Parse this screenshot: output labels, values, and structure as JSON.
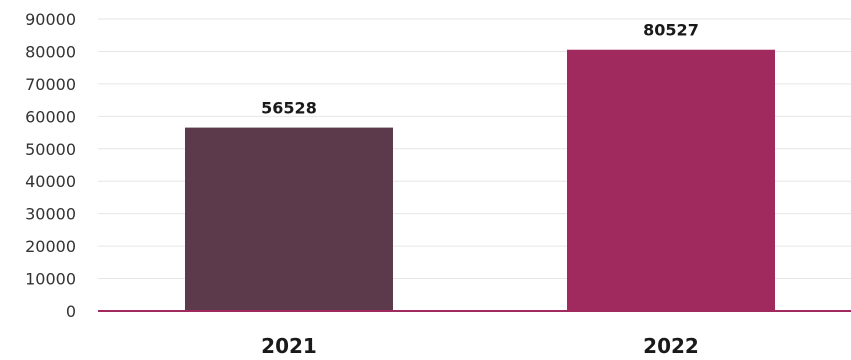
{
  "chart_data": {
    "type": "bar",
    "title": "",
    "xlabel": "",
    "ylabel": "",
    "categories": [
      "2021",
      "2022"
    ],
    "values": [
      56528,
      80527
    ],
    "data_labels": [
      "56528",
      "80527"
    ],
    "y_ticks": [
      0,
      10000,
      20000,
      30000,
      40000,
      50000,
      60000,
      70000,
      80000,
      90000
    ],
    "y_tick_labels": [
      "0",
      "10000",
      "20000",
      "30000",
      "40000",
      "50000",
      "60000",
      "70000",
      "80000",
      "90000"
    ],
    "ylim": [
      0,
      90000
    ],
    "grid": true,
    "legend": "none",
    "colors": {
      "bars": [
        "#5c3a4c",
        "#a02a5e"
      ],
      "axis": "#a02a5e",
      "grid": "#e6e6e6",
      "text": "#1a1a1a"
    }
  }
}
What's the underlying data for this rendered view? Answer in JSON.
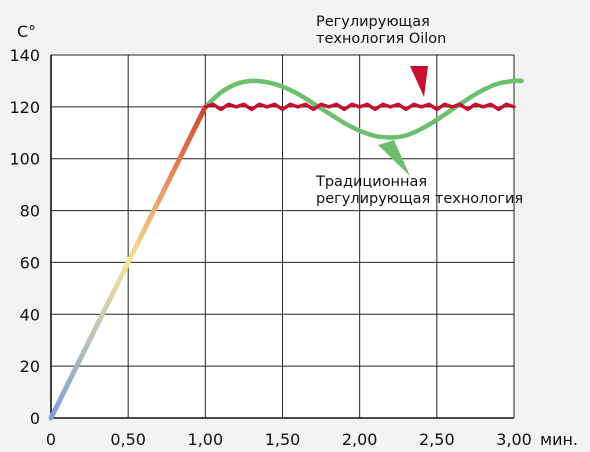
{
  "chart_data": {
    "type": "line",
    "ylabel": "C°",
    "xunit": "мин.",
    "xlim": [
      0,
      3.0
    ],
    "ylim": [
      0,
      140
    ],
    "x_ticks": [
      0,
      0.5,
      1.0,
      1.5,
      2.0,
      2.5,
      3.0
    ],
    "x_tick_labels": [
      "0",
      "0,50",
      "1,00",
      "1,50",
      "2,00",
      "2,50",
      "3,00"
    ],
    "y_ticks": [
      0,
      20,
      40,
      60,
      80,
      100,
      120,
      140
    ],
    "y_tick_labels": [
      "0",
      "20",
      "40",
      "60",
      "80",
      "100",
      "120",
      "140"
    ],
    "grid": true,
    "colors": {
      "oilon": "#c8102e",
      "traditional": "#6cbf6c",
      "ramp_start": "#7f9fd6",
      "ramp_mid": "#f4e59a",
      "ramp_end": "#d2442c",
      "grid": "#222222",
      "plot_bg": "#ffffff"
    },
    "series": [
      {
        "key": "ramp",
        "x": [
          0,
          1.0
        ],
        "values": [
          0,
          120
        ]
      },
      {
        "key": "oilon",
        "name": "Регулирующая технология Oilon",
        "x": [
          1.0,
          1.05,
          1.1,
          1.15,
          1.2,
          1.25,
          1.3,
          1.35,
          1.4,
          1.45,
          1.5,
          1.55,
          1.6,
          1.65,
          1.7,
          1.75,
          1.8,
          1.85,
          1.9,
          1.95,
          2.0,
          2.05,
          2.1,
          2.15,
          2.2,
          2.25,
          2.3,
          2.35,
          2.4,
          2.45,
          2.5,
          2.55,
          2.6,
          2.65,
          2.7,
          2.75,
          2.8,
          2.85,
          2.9,
          2.95,
          3.0
        ],
        "values": [
          120,
          121,
          119,
          121,
          120,
          121,
          119,
          121,
          120,
          121,
          119,
          121,
          120,
          121,
          119,
          121,
          120,
          121,
          119,
          121,
          120,
          121,
          119,
          121,
          120,
          121,
          119,
          121,
          120,
          121,
          119,
          121,
          120,
          121,
          119,
          121,
          120,
          121,
          119,
          121,
          120
        ]
      },
      {
        "key": "traditional",
        "name": "Традиционная регулирующая технология",
        "x": [
          1.0,
          1.1,
          1.2,
          1.3,
          1.4,
          1.5,
          1.6,
          1.7,
          1.8,
          1.9,
          2.0,
          2.1,
          2.2,
          2.3,
          2.4,
          2.5,
          2.6,
          2.7,
          2.8,
          2.9,
          3.0,
          3.05
        ],
        "values": [
          120,
          125.5,
          128.8,
          130,
          129.5,
          127.8,
          125,
          121.3,
          117.5,
          113.8,
          110.8,
          108.8,
          108.2,
          109,
          111.5,
          115,
          119,
          123,
          126.5,
          129,
          130,
          130
        ]
      }
    ],
    "annotations": {
      "oilon": [
        "Регулирующая",
        "технология Oilon"
      ],
      "traditional": [
        "Традиционная",
        "регулирующая технология"
      ]
    }
  }
}
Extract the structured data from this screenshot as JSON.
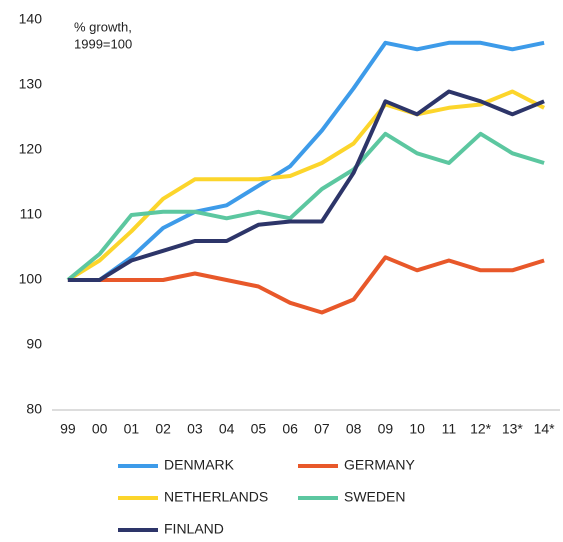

********

:: Aim of the exercise ::
Sift the material for lines with the string "this". Copy each one found.

:: Result ::
Parse this screenshot: output labels, values, and structure as JSON.
What's the underlying data for this rendered view? Answer in JSON.
Extract the structured data from this screenshot as JSON.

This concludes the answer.